=== TASK BRIEF ===
Output the material below in its entirety, exactly as given.

=== THE RECORDS ===
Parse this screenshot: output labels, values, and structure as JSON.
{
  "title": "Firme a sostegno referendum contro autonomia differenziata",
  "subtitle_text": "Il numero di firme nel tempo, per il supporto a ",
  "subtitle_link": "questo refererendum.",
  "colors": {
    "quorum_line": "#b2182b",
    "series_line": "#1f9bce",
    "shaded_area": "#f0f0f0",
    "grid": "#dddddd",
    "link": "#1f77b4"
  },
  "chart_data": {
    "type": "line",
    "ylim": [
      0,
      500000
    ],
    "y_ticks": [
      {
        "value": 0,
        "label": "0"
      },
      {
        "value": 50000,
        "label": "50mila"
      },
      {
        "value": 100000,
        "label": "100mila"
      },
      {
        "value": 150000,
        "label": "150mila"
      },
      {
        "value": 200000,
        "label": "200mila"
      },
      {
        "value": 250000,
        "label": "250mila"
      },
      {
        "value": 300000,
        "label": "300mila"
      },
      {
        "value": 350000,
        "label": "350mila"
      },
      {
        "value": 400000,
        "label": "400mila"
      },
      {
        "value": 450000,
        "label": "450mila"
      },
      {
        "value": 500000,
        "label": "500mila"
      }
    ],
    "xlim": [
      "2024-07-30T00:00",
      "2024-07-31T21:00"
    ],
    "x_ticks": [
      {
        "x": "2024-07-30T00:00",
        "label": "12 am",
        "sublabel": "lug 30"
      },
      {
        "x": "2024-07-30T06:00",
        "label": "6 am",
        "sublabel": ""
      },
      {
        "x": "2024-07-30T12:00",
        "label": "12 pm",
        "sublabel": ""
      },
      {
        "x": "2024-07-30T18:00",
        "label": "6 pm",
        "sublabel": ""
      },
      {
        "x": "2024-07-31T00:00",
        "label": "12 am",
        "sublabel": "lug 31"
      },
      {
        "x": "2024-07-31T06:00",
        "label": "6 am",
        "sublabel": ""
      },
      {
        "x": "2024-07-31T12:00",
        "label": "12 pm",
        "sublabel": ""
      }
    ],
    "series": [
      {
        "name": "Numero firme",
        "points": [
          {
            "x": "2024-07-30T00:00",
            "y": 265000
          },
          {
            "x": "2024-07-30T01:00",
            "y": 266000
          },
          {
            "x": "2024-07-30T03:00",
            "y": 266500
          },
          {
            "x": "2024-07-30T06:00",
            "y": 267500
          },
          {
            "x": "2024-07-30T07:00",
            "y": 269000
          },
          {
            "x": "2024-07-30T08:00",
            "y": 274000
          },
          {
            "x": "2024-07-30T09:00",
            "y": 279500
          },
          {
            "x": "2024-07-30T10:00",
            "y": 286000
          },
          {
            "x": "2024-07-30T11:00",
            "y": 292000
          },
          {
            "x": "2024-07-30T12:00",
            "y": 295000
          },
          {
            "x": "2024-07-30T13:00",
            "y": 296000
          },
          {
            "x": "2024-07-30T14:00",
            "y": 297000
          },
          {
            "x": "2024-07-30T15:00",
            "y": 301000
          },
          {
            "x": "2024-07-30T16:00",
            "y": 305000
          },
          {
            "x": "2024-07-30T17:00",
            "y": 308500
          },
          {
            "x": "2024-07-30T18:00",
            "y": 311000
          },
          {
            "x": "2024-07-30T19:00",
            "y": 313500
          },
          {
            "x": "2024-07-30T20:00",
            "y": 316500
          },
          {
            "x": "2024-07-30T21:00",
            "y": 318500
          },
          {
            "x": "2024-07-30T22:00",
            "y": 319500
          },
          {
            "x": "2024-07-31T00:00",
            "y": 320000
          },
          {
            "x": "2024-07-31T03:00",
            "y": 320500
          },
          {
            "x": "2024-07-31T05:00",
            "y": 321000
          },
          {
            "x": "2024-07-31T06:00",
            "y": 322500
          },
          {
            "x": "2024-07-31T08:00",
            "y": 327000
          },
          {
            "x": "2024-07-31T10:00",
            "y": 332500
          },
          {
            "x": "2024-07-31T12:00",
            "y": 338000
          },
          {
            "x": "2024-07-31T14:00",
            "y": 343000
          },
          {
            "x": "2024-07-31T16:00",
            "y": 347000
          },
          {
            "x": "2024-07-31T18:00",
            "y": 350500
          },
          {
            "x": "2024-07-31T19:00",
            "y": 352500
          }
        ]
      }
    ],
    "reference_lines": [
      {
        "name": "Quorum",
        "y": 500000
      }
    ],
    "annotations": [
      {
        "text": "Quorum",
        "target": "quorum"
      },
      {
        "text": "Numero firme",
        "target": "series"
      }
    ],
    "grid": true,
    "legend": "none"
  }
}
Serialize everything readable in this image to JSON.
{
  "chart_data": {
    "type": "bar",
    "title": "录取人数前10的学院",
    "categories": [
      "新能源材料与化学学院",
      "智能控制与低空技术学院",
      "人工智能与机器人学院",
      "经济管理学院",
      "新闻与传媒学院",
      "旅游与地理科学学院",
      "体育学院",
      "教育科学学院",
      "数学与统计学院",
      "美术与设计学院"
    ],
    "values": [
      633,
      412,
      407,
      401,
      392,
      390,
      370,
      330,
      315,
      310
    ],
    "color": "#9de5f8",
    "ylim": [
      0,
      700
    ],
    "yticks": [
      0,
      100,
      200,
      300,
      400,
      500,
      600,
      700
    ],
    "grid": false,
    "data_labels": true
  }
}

=== FINISHED TASK ===
Parse this screenshot: output labels, values, and structure as JSON.
{
  "title": "Firme a sostegno referendum contro autonomia differenziata",
  "subtitle_text": "Il numero di firme nel tempo, per il supporto a ",
  "subtitle_link": "questo refererendum.",
  "colors": {
    "quorum_line": "#b2182b",
    "series_line": "#1f9bce",
    "shaded_area": "#f0f0f0",
    "grid": "#dddddd",
    "link": "#1f77b4"
  },
  "chart_data": {
    "type": "line",
    "ylim": [
      0,
      500000
    ],
    "y_ticks": [
      {
        "value": 0,
        "label": "0"
      },
      {
        "value": 50000,
        "label": "50mila"
      },
      {
        "value": 100000,
        "label": "100mila"
      },
      {
        "value": 150000,
        "label": "150mila"
      },
      {
        "value": 200000,
        "label": "200mila"
      },
      {
        "value": 250000,
        "label": "250mila"
      },
      {
        "value": 300000,
        "label": "300mila"
      },
      {
        "value": 350000,
        "label": "350mila"
      },
      {
        "value": 400000,
        "label": "400mila"
      },
      {
        "value": 450000,
        "label": "450mila"
      },
      {
        "value": 500000,
        "label": "500mila"
      }
    ],
    "xlim": [
      "2024-07-30T00:00",
      "2024-07-31T21:00"
    ],
    "x_ticks": [
      {
        "x": "2024-07-30T00:00",
        "label": "12 am",
        "sublabel": "lug 30"
      },
      {
        "x": "2024-07-30T06:00",
        "label": "6 am",
        "sublabel": ""
      },
      {
        "x": "2024-07-30T12:00",
        "label": "12 pm",
        "sublabel": ""
      },
      {
        "x": "2024-07-30T18:00",
        "label": "6 pm",
        "sublabel": ""
      },
      {
        "x": "2024-07-31T00:00",
        "label": "12 am",
        "sublabel": "lug 31"
      },
      {
        "x": "2024-07-31T06:00",
        "label": "6 am",
        "sublabel": ""
      },
      {
        "x": "2024-07-31T12:00",
        "label": "12 pm",
        "sublabel": ""
      }
    ],
    "series": [
      {
        "name": "Numero firme",
        "points": [
          {
            "x": "2024-07-30T00:00",
            "y": 265000
          },
          {
            "x": "2024-07-30T01:00",
            "y": 266000
          },
          {
            "x": "2024-07-30T03:00",
            "y": 266500
          },
          {
            "x": "2024-07-30T06:00",
            "y": 267500
          },
          {
            "x": "2024-07-30T07:00",
            "y": 269000
          },
          {
            "x": "2024-07-30T08:00",
            "y": 274000
          },
          {
            "x": "2024-07-30T09:00",
            "y": 279500
          },
          {
            "x": "2024-07-30T10:00",
            "y": 286000
          },
          {
            "x": "2024-07-30T11:00",
            "y": 292000
          },
          {
            "x": "2024-07-30T12:00",
            "y": 295000
          },
          {
            "x": "2024-07-30T13:00",
            "y": 296000
          },
          {
            "x": "2024-07-30T14:00",
            "y": 297000
          },
          {
            "x": "2024-07-30T15:00",
            "y": 301000
          },
          {
            "x": "2024-07-30T16:00",
            "y": 305000
          },
          {
            "x": "2024-07-30T17:00",
            "y": 308500
          },
          {
            "x": "2024-07-30T18:00",
            "y": 311000
          },
          {
            "x": "2024-07-30T19:00",
            "y": 313500
          },
          {
            "x": "2024-07-30T20:00",
            "y": 316500
          },
          {
            "x": "2024-07-30T21:00",
            "y": 318500
          },
          {
            "x": "2024-07-30T22:00",
            "y": 319500
          },
          {
            "x": "2024-07-31T00:00",
            "y": 320000
          },
          {
            "x": "2024-07-31T03:00",
            "y": 320500
          },
          {
            "x": "2024-07-31T05:00",
            "y": 321000
          },
          {
            "x": "2024-07-31T06:00",
            "y": 322500
          },
          {
            "x": "2024-07-31T08:00",
            "y": 327000
          },
          {
            "x": "2024-07-31T10:00",
            "y": 332500
          },
          {
            "x": "2024-07-31T12:00",
            "y": 338000
          },
          {
            "x": "2024-07-31T14:00",
            "y": 343000
          },
          {
            "x": "2024-07-31T16:00",
            "y": 347000
          },
          {
            "x": "2024-07-31T18:00",
            "y": 350500
          },
          {
            "x": "2024-07-31T19:00",
            "y": 352500
          }
        ]
      }
    ],
    "reference_lines": [
      {
        "name": "Quorum",
        "y": 500000
      }
    ],
    "annotations": [
      {
        "text": "Quorum",
        "target": "quorum"
      },
      {
        "text": "Numero firme",
        "target": "series"
      }
    ],
    "grid": true,
    "legend": "none"
  }
}
Serialize everything readable in this image to JSON.
{
  "chart_data": {
    "type": "bar",
    "title": "录取人数前10的学院",
    "categories": [
      "新能源材料与化学学院",
      "智能控制与低空技术学院",
      "人工智能与机器人学院",
      "经济管理学院",
      "新闻与传媒学院",
      "旅游与地理科学学院",
      "体育学院",
      "教育科学学院",
      "数学与统计学院",
      "美术与设计学院"
    ],
    "values": [
      633,
      412,
      407,
      401,
      392,
      390,
      370,
      330,
      315,
      310
    ],
    "color": "#9de5f8",
    "ylim": [
      0,
      700
    ],
    "yticks": [
      0,
      100,
      200,
      300,
      400,
      500,
      600,
      700
    ],
    "grid": false,
    "data_labels": true
  }
}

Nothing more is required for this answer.